Reproduce the full listing that appears beneath this instruction exactly.

— begin Data entries —

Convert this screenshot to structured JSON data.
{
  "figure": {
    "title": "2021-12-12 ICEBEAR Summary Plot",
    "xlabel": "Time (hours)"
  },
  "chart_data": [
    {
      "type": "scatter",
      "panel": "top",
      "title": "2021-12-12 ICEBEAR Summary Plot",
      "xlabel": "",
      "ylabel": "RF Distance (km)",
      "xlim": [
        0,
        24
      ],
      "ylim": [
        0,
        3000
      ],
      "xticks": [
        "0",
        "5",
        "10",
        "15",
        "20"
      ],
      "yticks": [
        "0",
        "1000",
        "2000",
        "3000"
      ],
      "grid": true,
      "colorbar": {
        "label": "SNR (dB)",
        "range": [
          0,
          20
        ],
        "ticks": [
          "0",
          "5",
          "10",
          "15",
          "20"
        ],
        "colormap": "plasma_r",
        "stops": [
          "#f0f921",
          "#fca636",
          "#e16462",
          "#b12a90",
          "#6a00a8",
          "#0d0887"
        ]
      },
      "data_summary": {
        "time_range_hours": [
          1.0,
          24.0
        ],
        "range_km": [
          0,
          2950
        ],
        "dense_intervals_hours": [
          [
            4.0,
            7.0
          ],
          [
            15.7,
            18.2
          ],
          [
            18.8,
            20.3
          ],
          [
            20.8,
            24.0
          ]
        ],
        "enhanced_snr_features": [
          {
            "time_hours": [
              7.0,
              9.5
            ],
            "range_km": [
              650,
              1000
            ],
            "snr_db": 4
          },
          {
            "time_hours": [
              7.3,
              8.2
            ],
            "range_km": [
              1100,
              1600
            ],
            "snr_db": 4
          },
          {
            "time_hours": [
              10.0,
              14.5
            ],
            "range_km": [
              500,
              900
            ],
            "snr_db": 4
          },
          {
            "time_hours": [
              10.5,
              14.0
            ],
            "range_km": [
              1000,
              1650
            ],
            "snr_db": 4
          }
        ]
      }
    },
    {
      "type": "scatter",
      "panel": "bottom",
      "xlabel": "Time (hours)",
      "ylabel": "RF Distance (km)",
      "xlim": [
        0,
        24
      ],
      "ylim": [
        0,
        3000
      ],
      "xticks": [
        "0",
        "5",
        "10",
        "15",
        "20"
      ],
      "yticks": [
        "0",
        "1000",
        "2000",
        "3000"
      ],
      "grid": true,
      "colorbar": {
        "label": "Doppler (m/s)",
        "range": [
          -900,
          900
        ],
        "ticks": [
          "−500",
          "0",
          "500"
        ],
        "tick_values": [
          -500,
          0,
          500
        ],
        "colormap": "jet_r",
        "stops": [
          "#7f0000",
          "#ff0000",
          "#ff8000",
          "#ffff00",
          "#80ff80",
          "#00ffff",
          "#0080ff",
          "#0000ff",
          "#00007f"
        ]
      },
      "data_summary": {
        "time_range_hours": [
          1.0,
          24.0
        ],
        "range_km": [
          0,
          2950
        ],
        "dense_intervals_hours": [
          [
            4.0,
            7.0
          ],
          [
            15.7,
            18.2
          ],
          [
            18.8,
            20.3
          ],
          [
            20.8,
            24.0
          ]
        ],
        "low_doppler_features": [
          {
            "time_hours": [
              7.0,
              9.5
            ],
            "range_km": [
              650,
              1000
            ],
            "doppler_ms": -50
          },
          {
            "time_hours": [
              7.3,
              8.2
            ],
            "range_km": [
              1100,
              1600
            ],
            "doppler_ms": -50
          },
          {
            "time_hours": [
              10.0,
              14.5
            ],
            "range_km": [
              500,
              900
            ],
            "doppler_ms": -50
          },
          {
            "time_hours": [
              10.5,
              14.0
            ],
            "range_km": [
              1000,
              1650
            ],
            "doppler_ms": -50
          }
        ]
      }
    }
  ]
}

— end Data entries —

## Solution to the exercise
Convert this screenshot to structured JSON data.
{
  "figure": {
    "title": "2021-12-12 ICEBEAR Summary Plot",
    "xlabel": "Time (hours)"
  },
  "chart_data": [
    {
      "type": "scatter",
      "panel": "top",
      "title": "2021-12-12 ICEBEAR Summary Plot",
      "xlabel": "",
      "ylabel": "RF Distance (km)",
      "xlim": [
        0,
        24
      ],
      "ylim": [
        0,
        3000
      ],
      "xticks": [
        "0",
        "5",
        "10",
        "15",
        "20"
      ],
      "yticks": [
        "0",
        "1000",
        "2000",
        "3000"
      ],
      "grid": true,
      "colorbar": {
        "label": "SNR (dB)",
        "range": [
          0,
          20
        ],
        "ticks": [
          "0",
          "5",
          "10",
          "15",
          "20"
        ],
        "colormap": "plasma_r",
        "stops": [
          "#f0f921",
          "#fca636",
          "#e16462",
          "#b12a90",
          "#6a00a8",
          "#0d0887"
        ]
      },
      "data_summary": {
        "time_range_hours": [
          1.0,
          24.0
        ],
        "range_km": [
          0,
          2950
        ],
        "dense_intervals_hours": [
          [
            4.0,
            7.0
          ],
          [
            15.7,
            18.2
          ],
          [
            18.8,
            20.3
          ],
          [
            20.8,
            24.0
          ]
        ],
        "enhanced_snr_features": [
          {
            "time_hours": [
              7.0,
              9.5
            ],
            "range_km": [
              650,
              1000
            ],
            "snr_db": 4
          },
          {
            "time_hours": [
              7.3,
              8.2
            ],
            "range_km": [
              1100,
              1600
            ],
            "snr_db": 4
          },
          {
            "time_hours": [
              10.0,
              14.5
            ],
            "range_km": [
              500,
              900
            ],
            "snr_db": 4
          },
          {
            "time_hours": [
              10.5,
              14.0
            ],
            "range_km": [
              1000,
              1650
            ],
            "snr_db": 4
          }
        ]
      }
    },
    {
      "type": "scatter",
      "panel": "bottom",
      "xlabel": "Time (hours)",
      "ylabel": "RF Distance (km)",
      "xlim": [
        0,
        24
      ],
      "ylim": [
        0,
        3000
      ],
      "xticks": [
        "0",
        "5",
        "10",
        "15",
        "20"
      ],
      "yticks": [
        "0",
        "1000",
        "2000",
        "3000"
      ],
      "grid": true,
      "colorbar": {
        "label": "Doppler (m/s)",
        "range": [
          -900,
          900
        ],
        "ticks": [
          "−500",
          "0",
          "500"
        ],
        "tick_values": [
          -500,
          0,
          500
        ],
        "colormap": "jet_r",
        "stops": [
          "#7f0000",
          "#ff0000",
          "#ff8000",
          "#ffff00",
          "#80ff80",
          "#00ffff",
          "#0080ff",
          "#0000ff",
          "#00007f"
        ]
      },
      "data_summary": {
        "time_range_hours": [
          1.0,
          24.0
        ],
        "range_km": [
          0,
          2950
        ],
        "dense_intervals_hours": [
          [
            4.0,
            7.0
          ],
          [
            15.7,
            18.2
          ],
          [
            18.8,
            20.3
          ],
          [
            20.8,
            24.0
          ]
        ],
        "low_doppler_features": [
          {
            "time_hours": [
              7.0,
              9.5
            ],
            "range_km": [
              650,
              1000
            ],
            "doppler_ms": -50
          },
          {
            "time_hours": [
              7.3,
              8.2
            ],
            "range_km": [
              1100,
              1600
            ],
            "doppler_ms": -50
          },
          {
            "time_hours": [
              10.0,
              14.5
            ],
            "range_km": [
              500,
              900
            ],
            "doppler_ms": -50
          },
          {
            "time_hours": [
              10.5,
              14.0
            ],
            "range_km": [
              1000,
              1650
            ],
            "doppler_ms": -50
          }
        ]
      }
    }
  ]
}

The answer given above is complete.